» Исходный текст:
▶
Тринадцать дней, проведённые в фюрстенвальдском лагере, не были потеряны даром: если по мере отдаления рокового 12 августа союзники всё более и более растрачивали впустую время и упускали плоды своего триумфа, то у Фридриха II уже накапливались новые силы для реванша.
30 августа король сообщает Финкенштейну неожиданную и радостную новость об уходе австрийцев в Лузацию: «Я полагал, что они пойдут на Берлин, а они двинулись в противоположном направлении»[290]. 1 сентября разделение русских и австрийцев казалось уже совершившимся, и Фридрих с восторгом пишет принцу Генриху: «Возглашаю вам о чуде, осенившем Бранденбургский дом»[291].
Действительно, чудо, которое одно только и могло спасти его, совершилось. Фельдмаршалу Дауну и Конференции удалось остановить натиск русских орлов, устремившихся к Берлину. Победоносная армия, опутанная невидимыми узами, подчиняясь зловещим чарам, оставалась недвижимой в своём лагере у Либерозе.
◀
» Задание 1: Сколько дней, согласно исходному тексту, было проведено в фюрстенвальдском лагере?
» Задание 2: Изложите исходный текст в двух предложениях.

» Фрагмент набора данных:
▶
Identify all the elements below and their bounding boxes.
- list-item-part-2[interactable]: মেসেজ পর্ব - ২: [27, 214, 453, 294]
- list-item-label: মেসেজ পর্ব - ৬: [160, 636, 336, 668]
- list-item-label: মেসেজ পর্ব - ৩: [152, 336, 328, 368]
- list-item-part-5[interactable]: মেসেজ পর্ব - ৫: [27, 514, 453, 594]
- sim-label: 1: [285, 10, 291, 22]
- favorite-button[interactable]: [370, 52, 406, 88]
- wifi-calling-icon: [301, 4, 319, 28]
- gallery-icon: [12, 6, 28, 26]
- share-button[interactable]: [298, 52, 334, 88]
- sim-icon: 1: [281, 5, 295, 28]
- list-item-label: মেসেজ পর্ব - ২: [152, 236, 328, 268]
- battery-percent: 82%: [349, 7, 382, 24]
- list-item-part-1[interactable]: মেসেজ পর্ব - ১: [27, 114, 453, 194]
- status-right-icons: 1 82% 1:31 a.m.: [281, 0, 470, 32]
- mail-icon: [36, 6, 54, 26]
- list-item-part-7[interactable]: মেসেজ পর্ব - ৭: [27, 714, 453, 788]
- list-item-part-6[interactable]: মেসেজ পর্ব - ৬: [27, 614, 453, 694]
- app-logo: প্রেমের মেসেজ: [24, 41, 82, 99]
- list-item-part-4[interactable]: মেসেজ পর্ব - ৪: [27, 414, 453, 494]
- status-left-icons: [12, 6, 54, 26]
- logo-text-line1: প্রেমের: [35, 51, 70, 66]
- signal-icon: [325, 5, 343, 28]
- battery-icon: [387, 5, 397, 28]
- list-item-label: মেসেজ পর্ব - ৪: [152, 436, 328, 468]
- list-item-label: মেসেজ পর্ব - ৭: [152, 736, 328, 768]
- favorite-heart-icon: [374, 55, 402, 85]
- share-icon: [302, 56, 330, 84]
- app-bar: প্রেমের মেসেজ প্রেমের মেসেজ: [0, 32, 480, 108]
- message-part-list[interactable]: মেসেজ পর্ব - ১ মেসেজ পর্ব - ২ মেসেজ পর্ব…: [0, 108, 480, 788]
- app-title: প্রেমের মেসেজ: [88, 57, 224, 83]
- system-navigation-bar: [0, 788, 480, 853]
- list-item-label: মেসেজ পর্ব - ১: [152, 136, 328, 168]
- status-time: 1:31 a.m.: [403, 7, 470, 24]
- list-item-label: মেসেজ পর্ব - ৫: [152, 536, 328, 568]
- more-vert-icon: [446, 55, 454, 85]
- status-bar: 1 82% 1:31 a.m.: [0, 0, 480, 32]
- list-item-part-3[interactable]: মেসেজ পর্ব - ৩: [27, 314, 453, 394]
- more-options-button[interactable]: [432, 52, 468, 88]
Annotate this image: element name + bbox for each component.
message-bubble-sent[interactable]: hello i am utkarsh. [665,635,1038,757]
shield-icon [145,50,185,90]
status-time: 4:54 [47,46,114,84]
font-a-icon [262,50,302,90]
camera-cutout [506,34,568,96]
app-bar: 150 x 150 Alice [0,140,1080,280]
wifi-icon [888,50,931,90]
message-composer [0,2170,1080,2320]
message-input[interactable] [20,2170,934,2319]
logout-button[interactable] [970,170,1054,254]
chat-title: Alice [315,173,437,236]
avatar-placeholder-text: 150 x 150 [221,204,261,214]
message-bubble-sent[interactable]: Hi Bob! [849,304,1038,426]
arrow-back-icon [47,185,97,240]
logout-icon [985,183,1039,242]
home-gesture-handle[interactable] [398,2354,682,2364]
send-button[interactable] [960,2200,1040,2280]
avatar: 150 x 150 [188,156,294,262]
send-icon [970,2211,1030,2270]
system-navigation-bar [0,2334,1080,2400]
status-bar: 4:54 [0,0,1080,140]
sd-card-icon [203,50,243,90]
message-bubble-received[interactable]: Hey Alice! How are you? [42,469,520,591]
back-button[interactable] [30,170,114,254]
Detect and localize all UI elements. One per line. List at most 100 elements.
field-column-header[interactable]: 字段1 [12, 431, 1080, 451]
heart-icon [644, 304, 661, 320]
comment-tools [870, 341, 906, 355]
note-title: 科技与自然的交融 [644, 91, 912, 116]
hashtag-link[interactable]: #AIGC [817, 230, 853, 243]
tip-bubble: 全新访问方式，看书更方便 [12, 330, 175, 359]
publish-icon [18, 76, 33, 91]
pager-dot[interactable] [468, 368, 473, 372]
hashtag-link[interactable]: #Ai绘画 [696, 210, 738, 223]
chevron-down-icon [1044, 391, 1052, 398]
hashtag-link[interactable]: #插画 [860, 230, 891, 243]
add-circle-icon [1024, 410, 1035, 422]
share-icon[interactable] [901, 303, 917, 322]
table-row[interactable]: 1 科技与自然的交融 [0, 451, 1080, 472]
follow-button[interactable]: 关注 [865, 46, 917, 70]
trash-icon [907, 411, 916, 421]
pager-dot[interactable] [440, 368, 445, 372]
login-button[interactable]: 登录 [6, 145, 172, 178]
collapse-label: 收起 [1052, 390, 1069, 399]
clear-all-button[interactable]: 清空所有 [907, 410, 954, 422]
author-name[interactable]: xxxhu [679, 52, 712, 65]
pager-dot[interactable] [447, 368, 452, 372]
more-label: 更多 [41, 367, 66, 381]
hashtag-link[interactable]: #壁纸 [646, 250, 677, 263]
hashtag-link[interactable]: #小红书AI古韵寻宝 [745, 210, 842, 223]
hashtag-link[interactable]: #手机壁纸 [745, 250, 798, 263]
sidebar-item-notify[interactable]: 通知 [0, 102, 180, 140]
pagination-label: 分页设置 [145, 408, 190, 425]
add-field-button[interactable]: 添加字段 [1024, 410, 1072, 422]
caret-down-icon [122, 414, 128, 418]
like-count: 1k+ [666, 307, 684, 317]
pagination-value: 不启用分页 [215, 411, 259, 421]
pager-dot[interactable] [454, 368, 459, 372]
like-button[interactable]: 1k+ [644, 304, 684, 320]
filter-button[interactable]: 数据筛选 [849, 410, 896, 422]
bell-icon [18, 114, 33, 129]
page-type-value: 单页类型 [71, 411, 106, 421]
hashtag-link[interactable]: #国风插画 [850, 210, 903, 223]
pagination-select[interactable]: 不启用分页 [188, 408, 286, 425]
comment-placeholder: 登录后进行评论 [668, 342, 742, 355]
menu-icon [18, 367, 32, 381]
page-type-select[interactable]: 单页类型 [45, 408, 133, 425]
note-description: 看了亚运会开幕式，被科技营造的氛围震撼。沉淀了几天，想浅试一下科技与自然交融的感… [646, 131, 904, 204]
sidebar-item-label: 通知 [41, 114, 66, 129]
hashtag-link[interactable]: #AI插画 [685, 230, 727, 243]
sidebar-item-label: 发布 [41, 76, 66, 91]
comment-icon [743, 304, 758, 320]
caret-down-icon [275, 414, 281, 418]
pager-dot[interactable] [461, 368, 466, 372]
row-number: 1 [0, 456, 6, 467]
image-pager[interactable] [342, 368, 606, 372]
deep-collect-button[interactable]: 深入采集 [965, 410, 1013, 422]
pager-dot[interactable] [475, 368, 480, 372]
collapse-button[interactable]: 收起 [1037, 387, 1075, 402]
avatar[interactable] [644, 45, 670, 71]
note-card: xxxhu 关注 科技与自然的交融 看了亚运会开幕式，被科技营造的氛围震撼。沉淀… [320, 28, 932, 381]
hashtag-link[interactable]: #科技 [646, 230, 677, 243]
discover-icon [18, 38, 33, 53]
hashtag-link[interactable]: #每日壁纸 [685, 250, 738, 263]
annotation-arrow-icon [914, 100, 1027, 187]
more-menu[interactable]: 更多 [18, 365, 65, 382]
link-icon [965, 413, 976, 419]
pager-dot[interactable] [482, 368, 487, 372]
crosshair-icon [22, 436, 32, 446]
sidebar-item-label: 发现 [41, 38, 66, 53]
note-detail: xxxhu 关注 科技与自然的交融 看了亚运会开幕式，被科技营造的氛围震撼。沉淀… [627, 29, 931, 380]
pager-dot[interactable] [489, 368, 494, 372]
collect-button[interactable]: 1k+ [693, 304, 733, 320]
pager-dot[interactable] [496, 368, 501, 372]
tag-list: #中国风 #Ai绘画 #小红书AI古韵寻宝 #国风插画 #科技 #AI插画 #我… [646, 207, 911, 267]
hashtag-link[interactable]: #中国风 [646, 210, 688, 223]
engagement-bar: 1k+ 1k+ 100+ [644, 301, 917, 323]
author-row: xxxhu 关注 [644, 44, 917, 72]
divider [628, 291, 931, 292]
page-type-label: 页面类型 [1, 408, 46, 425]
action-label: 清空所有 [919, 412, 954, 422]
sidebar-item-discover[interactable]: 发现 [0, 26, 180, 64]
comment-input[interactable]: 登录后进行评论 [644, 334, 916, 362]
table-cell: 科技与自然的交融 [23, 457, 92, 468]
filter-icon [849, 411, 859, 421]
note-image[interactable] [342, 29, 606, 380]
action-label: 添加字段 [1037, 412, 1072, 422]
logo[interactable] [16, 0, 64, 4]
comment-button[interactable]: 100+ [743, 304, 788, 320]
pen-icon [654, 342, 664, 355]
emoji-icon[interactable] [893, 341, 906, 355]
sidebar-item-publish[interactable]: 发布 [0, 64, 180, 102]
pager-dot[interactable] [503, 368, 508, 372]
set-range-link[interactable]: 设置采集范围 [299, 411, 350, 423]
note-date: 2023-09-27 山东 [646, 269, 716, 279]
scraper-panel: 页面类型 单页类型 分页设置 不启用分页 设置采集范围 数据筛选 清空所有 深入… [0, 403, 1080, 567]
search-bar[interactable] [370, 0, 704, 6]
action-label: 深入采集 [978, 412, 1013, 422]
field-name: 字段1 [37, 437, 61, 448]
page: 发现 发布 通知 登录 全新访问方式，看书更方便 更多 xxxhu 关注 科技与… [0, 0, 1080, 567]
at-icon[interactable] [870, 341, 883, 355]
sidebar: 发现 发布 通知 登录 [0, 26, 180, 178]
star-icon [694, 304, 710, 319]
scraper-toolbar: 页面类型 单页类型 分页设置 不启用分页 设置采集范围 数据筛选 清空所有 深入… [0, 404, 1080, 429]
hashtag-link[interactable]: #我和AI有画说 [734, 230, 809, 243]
◀
» Ожидаемый ответ 1: Тринадцать дней.

» Ожидаемый ответ 2: Пока союзники после 12 августа упускали плоды своего триумфа, у Фридриха II за тринадцать дней в фюрстенвальдском лагере накапливались силы для реванша. Узнав об уходе австрийцев в Лузацию и их разделении с русскими, король назвал это чудом: фельдмаршал Даун и Конференция остановили натиск русских на Берлин, и победоносная армия осталась неподвижной в лагере у Либерозе.